> Required work
Can you transcribe every line exactly and leave the pictures behind?

>> Begin Provided entries

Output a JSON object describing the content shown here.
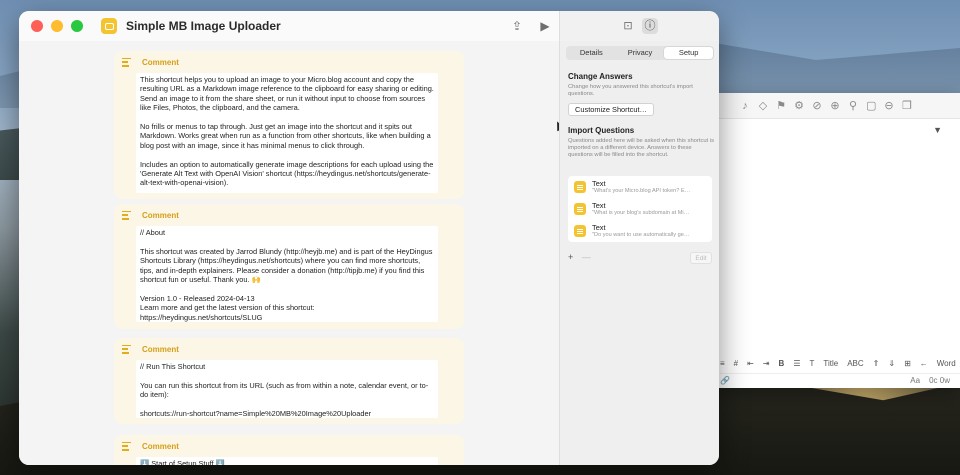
{
  "app": {
    "title": "Simple MB Image Uploader"
  },
  "comments": [
    {
      "title": "Comment",
      "text": "This shortcut helps you to upload an image to your Micro.blog account and copy the resulting URL as a Markdown image reference to the clipboard for easy sharing or editing. Send an image to it from the share sheet, or run it without input to choose from sources like Files, Photos, the clipboard, and the camera.\n\nNo frills or menus to tap through. Just get an image into the shortcut and it spits out Markdown. Works great when run as a function from other shortcuts, like when building a blog post with an image, since it has minimal menus to click through.\n\nIncludes an option to automatically generate image descriptions for each upload using the 'Generate Alt Text with OpenAI Vision' shortcut (https://heydingus.net/shortcuts/generate-alt-text-with-openai-vision)."
    },
    {
      "title": "Comment",
      "text": "// About\n\nThis shortcut was created by Jarrod Blundy (http://heyjb.me) and is part of the HeyDingus Shortcuts Library (https://heydingus.net/shortcuts) where you can find more shortcuts, tips, and in-depth explainers. Please consider a donation (http://tipjb.me) if you find this shortcut fun or useful. Thank you. 🙌\n\nVersion 1.0 - Released 2024-04-13\nLearn more and get the latest version of this shortcut: https://heydingus.net/shortcuts/SLUG"
    },
    {
      "title": "Comment",
      "text": "// Run This Shortcut\n\nYou can run this shortcut from its URL (such as from within a note, calendar event, or to-do item):\n\nshortcuts://run-shortcut?name=Simple%20MB%20Image%20Uploader"
    },
    {
      "title": "Comment",
      "text": "⬇️ Start of Setup Stuff ⬇️"
    }
  ],
  "panel": {
    "tabs": [
      "Details",
      "Privacy",
      "Setup"
    ],
    "active_tab": "Setup",
    "change_answers": {
      "heading": "Change Answers",
      "description": "Change how you answered this shortcut's import questions.",
      "button": "Customize Shortcut…"
    },
    "import_questions": {
      "heading": "Import Questions",
      "description": "Questions added here will be asked when this shortcut is imported on a different device. Answers to these questions will be filled into the shortcut.",
      "items": [
        {
          "title": "Text",
          "desc": "\"What's your Micro.blog API token? E…"
        },
        {
          "title": "Text",
          "desc": "\"What is your blog's subdomain at Mi…"
        },
        {
          "title": "Text",
          "desc": "\"Do you want to use automatically ge…"
        }
      ],
      "add": "+",
      "remove": "—",
      "edit": "Edit"
    }
  },
  "background_window": {
    "toolbar_items": [
      "Title",
      "ABC",
      "Word"
    ],
    "bottom": [
      "Aa",
      "0c 0w"
    ]
  },
  "colors": {
    "accent": "#f4c430",
    "comment_header": "#d5a019",
    "comment_bg": "#fcf6e6"
  }
}
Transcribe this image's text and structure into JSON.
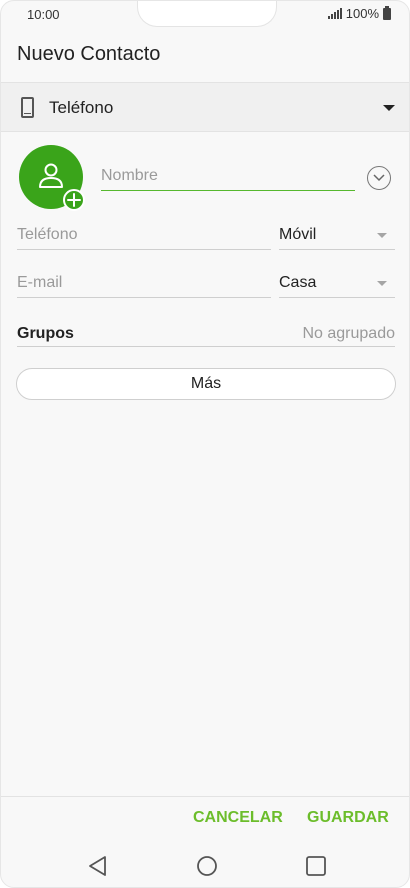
{
  "status_bar": {
    "time": "10:00",
    "battery": "100%"
  },
  "header": {
    "title": "Nuevo Contacto"
  },
  "account": {
    "label": "Teléfono",
    "icon": "phone-icon"
  },
  "form": {
    "name_placeholder": "Nombre",
    "phone_placeholder": "Teléfono",
    "phone_type": "Móvil",
    "email_placeholder": "E-mail",
    "email_type": "Casa",
    "groups_label": "Grupos",
    "groups_value": "No agrupado",
    "more_label": "Más"
  },
  "actions": {
    "cancel": "CANCELAR",
    "save": "GUARDAR"
  },
  "colors": {
    "accent": "#3aa41a",
    "action_text": "#6cbd2b",
    "underline_active": "#56b82e"
  }
}
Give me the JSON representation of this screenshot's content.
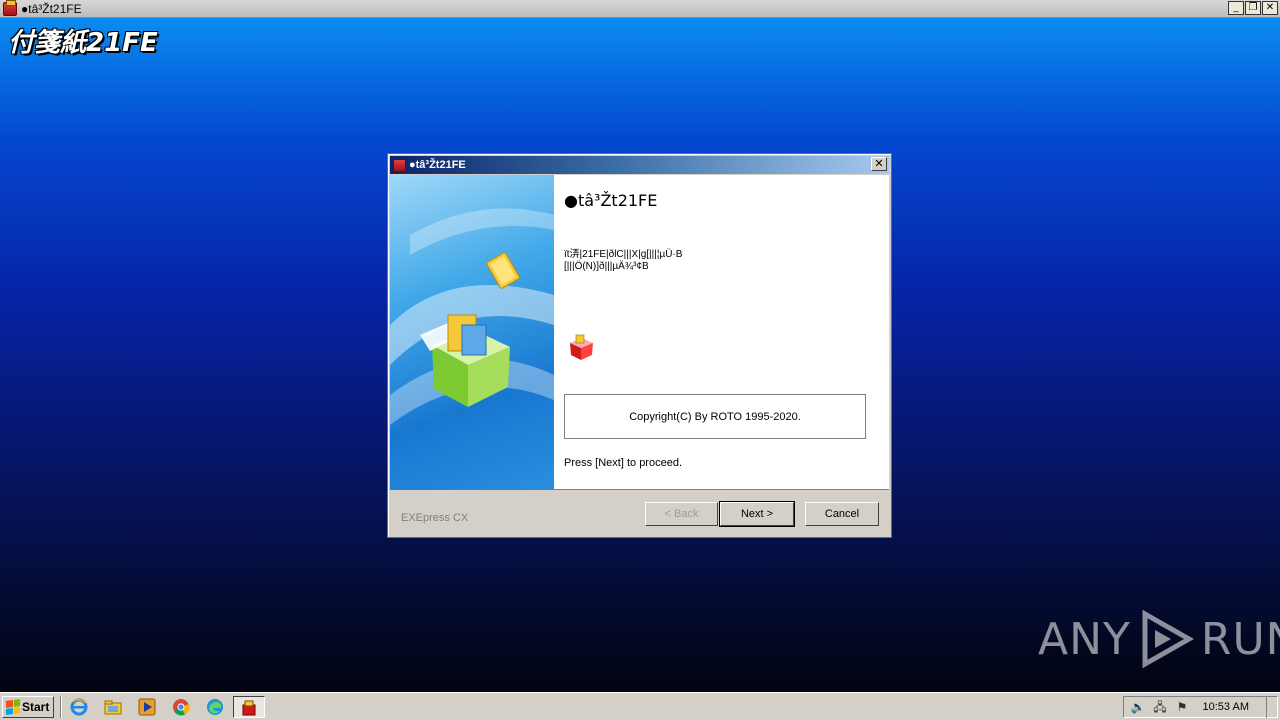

>> End Provided entries

> Reply
Output a JSON object describing the content shown here.
{
  "app": {
    "title": "Simple MB Image Uploader"
  },
  "comments": [
    {
      "title": "Comment",
      "text": "This shortcut helps you to upload an image to your Micro.blog account and copy the resulting URL as a Markdown image reference to the clipboard for easy sharing or editing. Send an image to it from the share sheet, or run it without input to choose from sources like Files, Photos, the clipboard, and the camera.\n\nNo frills or menus to tap through. Just get an image into the shortcut and it spits out Markdown. Works great when run as a function from other shortcuts, like when building a blog post with an image, since it has minimal menus to click through.\n\nIncludes an option to automatically generate image descriptions for each upload using the 'Generate Alt Text with OpenAI Vision' shortcut (https://heydingus.net/shortcuts/generate-alt-text-with-openai-vision)."
    },
    {
      "title": "Comment",
      "text": "// About\n\nThis shortcut was created by Jarrod Blundy (http://heyjb.me) and is part of the HeyDingus Shortcuts Library (https://heydingus.net/shortcuts) where you can find more shortcuts, tips, and in-depth explainers. Please consider a donation (http://tipjb.me) if you find this shortcut fun or useful. Thank you. 🙌\n\nVersion 1.0 - Released 2024-04-13\nLearn more and get the latest version of this shortcut: https://heydingus.net/shortcuts/SLUG"
    },
    {
      "title": "Comment",
      "text": "// Run This Shortcut\n\nYou can run this shortcut from its URL (such as from within a note, calendar event, or to-do item):\n\nshortcuts://run-shortcut?name=Simple%20MB%20Image%20Uploader"
    },
    {
      "title": "Comment",
      "text": "⬇️ Start of Setup Stuff ⬇️"
    }
  ],
  "panel": {
    "tabs": [
      "Details",
      "Privacy",
      "Setup"
    ],
    "active_tab": "Setup",
    "change_answers": {
      "heading": "Change Answers",
      "description": "Change how you answered this shortcut's import questions.",
      "button": "Customize Shortcut…"
    },
    "import_questions": {
      "heading": "Import Questions",
      "description": "Questions added here will be asked when this shortcut is imported on a different device. Answers to these questions will be filled into the shortcut.",
      "items": [
        {
          "title": "Text",
          "desc": "\"What's your Micro.blog API token? E…"
        },
        {
          "title": "Text",
          "desc": "\"What is your blog's subdomain at Mi…"
        },
        {
          "title": "Text",
          "desc": "\"Do you want to use automatically ge…"
        }
      ],
      "add": "+",
      "remove": "—",
      "edit": "Edit"
    }
  },
  "background_window": {
    "toolbar_items": [
      "Title",
      "ABC",
      "Word"
    ],
    "bottom": [
      "Aa",
      "0c 0w"
    ]
  },
  "colors": {
    "accent": "#f4c430",
    "comment_header": "#d5a019",
    "comment_bg": "#fcf6e6"
  }
}
Transcribe this image's text and structure into JSON.
{
  "status_bar": {
    "time": "10:00",
    "battery": "100%"
  },
  "header": {
    "title": "Nuevo Contacto"
  },
  "account": {
    "label": "Teléfono",
    "icon": "phone-icon"
  },
  "form": {
    "name_placeholder": "Nombre",
    "phone_placeholder": "Teléfono",
    "phone_type": "Móvil",
    "email_placeholder": "E-mail",
    "email_type": "Casa",
    "groups_label": "Grupos",
    "groups_value": "No agrupado",
    "more_label": "Más"
  },
  "actions": {
    "cancel": "CANCELAR",
    "save": "GUARDAR"
  },
  "colors": {
    "accent": "#3aa41a",
    "action_text": "#6cbd2b",
    "underline_active": "#56b82e"
  }
}
Give me the JSON representation of this screenshot's content.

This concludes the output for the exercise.